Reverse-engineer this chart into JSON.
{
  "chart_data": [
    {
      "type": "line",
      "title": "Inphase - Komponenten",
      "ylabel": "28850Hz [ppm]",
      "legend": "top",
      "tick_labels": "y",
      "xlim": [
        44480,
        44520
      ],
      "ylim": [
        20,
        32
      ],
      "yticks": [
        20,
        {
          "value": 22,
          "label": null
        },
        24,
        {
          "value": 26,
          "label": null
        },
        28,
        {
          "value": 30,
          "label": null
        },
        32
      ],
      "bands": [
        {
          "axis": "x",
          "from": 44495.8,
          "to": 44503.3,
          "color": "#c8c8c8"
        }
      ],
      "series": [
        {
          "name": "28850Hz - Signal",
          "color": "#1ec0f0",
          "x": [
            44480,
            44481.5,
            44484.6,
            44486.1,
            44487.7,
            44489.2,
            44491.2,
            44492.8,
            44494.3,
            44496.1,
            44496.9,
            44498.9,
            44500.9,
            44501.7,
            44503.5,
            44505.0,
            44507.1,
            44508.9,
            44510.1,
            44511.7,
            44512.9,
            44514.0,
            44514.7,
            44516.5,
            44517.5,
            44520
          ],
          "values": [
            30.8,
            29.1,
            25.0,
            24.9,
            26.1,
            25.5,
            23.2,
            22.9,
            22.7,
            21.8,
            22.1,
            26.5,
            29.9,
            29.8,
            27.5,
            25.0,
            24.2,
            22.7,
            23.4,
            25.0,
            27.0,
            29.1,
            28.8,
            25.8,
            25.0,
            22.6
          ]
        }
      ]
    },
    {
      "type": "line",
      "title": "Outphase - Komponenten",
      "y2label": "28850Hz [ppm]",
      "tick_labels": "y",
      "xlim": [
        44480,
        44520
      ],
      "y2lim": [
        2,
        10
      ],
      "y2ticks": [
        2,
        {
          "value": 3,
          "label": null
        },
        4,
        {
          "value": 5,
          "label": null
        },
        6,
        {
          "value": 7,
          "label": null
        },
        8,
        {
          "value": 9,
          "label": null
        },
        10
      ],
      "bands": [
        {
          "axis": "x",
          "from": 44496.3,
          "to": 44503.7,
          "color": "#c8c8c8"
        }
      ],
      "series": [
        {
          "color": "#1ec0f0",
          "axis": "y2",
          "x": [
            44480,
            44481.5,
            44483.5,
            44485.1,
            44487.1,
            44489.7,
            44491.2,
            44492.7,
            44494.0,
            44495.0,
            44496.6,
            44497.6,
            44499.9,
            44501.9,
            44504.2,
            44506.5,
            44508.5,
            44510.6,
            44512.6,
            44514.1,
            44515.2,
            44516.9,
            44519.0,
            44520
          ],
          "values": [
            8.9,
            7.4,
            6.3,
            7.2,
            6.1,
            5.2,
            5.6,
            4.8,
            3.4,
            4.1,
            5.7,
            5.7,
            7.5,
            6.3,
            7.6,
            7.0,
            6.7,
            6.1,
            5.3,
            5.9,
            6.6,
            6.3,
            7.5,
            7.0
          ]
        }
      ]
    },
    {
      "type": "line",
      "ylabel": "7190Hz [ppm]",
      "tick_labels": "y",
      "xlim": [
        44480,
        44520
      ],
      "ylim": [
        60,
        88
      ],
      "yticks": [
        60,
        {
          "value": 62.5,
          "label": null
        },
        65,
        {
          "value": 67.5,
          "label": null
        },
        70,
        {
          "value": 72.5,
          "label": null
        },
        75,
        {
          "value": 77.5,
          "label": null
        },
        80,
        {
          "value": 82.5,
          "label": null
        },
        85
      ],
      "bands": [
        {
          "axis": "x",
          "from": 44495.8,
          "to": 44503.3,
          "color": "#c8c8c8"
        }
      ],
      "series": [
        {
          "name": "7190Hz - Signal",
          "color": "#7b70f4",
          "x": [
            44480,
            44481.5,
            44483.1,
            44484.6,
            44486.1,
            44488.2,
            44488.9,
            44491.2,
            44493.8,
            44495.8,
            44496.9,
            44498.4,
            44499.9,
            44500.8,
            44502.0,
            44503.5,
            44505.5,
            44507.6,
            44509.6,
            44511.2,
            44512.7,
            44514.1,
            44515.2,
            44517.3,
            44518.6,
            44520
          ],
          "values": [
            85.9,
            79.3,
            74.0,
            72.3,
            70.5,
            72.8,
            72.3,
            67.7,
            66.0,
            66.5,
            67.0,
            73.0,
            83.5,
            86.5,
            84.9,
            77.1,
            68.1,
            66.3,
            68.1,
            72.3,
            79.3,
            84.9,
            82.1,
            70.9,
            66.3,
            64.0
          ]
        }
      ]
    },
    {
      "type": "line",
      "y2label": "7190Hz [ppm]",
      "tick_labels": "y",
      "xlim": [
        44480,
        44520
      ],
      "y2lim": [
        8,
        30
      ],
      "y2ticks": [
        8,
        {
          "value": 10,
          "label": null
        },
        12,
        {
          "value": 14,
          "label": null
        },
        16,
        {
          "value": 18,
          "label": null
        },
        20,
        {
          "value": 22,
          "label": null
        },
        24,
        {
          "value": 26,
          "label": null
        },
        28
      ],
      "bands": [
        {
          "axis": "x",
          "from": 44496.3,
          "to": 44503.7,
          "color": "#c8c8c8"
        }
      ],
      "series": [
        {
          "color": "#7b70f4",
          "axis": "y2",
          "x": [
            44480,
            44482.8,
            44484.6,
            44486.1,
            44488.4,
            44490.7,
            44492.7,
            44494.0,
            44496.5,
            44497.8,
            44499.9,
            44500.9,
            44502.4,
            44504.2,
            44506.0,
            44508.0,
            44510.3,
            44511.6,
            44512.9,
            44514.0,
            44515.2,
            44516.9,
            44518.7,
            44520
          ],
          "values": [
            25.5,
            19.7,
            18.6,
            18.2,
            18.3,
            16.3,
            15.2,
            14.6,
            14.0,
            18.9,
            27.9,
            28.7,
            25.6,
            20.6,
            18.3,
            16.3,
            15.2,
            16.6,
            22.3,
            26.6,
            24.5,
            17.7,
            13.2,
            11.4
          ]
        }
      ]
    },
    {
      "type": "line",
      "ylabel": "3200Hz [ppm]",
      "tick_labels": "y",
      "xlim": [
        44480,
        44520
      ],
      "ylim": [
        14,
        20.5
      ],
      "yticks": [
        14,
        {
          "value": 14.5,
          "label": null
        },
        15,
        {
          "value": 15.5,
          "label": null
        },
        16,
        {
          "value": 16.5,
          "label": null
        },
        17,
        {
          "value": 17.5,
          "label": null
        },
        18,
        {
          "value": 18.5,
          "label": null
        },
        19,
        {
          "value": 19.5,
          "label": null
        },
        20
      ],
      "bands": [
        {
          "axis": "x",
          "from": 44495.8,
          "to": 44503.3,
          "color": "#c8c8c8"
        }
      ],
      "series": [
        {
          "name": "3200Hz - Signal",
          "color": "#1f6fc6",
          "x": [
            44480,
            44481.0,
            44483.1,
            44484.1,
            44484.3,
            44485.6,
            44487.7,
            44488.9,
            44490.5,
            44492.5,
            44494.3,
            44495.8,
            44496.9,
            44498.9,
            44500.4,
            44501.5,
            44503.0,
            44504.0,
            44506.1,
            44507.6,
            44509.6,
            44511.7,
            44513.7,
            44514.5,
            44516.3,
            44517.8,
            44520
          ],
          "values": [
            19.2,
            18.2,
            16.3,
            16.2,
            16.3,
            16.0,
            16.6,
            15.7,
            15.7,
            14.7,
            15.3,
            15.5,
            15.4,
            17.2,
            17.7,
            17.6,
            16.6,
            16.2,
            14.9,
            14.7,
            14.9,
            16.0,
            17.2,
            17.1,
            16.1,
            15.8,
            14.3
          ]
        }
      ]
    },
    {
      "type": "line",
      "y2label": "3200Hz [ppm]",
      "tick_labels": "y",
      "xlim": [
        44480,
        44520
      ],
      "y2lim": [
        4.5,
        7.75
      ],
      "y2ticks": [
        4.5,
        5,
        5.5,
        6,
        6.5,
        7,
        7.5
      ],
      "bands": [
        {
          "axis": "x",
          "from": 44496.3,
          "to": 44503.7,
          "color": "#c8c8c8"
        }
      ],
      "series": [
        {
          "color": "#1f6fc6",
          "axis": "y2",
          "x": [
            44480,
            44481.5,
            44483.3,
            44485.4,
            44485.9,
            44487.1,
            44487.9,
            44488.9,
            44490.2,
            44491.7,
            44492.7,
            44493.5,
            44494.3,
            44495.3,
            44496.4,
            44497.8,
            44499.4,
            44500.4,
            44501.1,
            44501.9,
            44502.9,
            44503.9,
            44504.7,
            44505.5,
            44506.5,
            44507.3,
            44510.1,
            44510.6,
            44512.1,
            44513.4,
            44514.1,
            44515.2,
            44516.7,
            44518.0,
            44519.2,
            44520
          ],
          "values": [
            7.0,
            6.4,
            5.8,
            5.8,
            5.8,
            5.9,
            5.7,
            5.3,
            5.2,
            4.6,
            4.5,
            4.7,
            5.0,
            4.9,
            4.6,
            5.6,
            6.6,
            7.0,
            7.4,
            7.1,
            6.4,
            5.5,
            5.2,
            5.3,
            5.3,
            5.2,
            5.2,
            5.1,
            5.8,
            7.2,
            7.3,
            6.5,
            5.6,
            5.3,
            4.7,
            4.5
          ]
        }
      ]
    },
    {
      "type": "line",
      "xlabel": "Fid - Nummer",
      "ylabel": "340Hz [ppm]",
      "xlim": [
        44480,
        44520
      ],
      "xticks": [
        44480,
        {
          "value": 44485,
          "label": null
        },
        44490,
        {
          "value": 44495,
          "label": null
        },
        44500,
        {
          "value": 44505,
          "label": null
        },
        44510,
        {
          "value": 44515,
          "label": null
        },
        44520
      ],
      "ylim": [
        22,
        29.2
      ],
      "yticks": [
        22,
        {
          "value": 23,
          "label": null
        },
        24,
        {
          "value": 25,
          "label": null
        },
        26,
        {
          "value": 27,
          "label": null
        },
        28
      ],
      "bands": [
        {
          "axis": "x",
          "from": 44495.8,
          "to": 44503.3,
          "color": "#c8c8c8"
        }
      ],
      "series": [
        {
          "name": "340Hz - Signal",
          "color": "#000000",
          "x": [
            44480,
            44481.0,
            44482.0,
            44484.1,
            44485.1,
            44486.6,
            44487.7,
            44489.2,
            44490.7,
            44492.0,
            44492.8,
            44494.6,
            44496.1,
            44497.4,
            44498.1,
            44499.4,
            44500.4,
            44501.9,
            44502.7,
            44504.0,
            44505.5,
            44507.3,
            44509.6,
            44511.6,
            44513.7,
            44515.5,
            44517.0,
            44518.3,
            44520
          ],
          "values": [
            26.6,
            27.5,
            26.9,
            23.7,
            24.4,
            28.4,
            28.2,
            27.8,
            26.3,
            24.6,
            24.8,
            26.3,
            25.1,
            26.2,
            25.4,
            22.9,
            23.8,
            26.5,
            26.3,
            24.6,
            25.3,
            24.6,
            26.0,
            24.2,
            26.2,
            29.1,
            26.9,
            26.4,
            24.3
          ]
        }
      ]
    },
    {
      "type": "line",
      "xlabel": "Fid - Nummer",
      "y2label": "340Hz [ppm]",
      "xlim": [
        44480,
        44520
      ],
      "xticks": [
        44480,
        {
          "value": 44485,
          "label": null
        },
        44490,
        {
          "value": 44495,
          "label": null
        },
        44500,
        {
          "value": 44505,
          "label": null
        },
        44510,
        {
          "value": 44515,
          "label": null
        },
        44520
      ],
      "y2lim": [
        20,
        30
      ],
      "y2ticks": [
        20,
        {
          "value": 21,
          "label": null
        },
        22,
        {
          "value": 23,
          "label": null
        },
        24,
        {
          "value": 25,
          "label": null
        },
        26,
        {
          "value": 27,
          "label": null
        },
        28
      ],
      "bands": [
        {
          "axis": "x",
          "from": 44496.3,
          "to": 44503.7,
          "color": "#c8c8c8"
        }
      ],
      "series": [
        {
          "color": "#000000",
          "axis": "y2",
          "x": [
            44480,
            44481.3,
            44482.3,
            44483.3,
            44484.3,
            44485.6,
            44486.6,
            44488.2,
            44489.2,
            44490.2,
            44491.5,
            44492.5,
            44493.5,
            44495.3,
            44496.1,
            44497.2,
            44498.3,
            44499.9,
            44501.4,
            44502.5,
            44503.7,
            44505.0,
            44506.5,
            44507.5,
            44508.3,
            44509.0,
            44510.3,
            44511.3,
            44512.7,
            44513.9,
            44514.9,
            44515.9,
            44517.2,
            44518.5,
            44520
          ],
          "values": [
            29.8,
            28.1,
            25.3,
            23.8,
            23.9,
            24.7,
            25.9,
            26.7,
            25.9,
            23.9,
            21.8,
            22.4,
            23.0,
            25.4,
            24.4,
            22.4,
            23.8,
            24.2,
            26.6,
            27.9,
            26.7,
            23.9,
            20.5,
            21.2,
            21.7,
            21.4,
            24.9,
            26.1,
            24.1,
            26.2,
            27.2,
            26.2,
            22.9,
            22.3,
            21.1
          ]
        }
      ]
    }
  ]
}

■ Task:
Using the material above, work out how many lines contain the string "title". Give that number alone.

■ Written solution:
2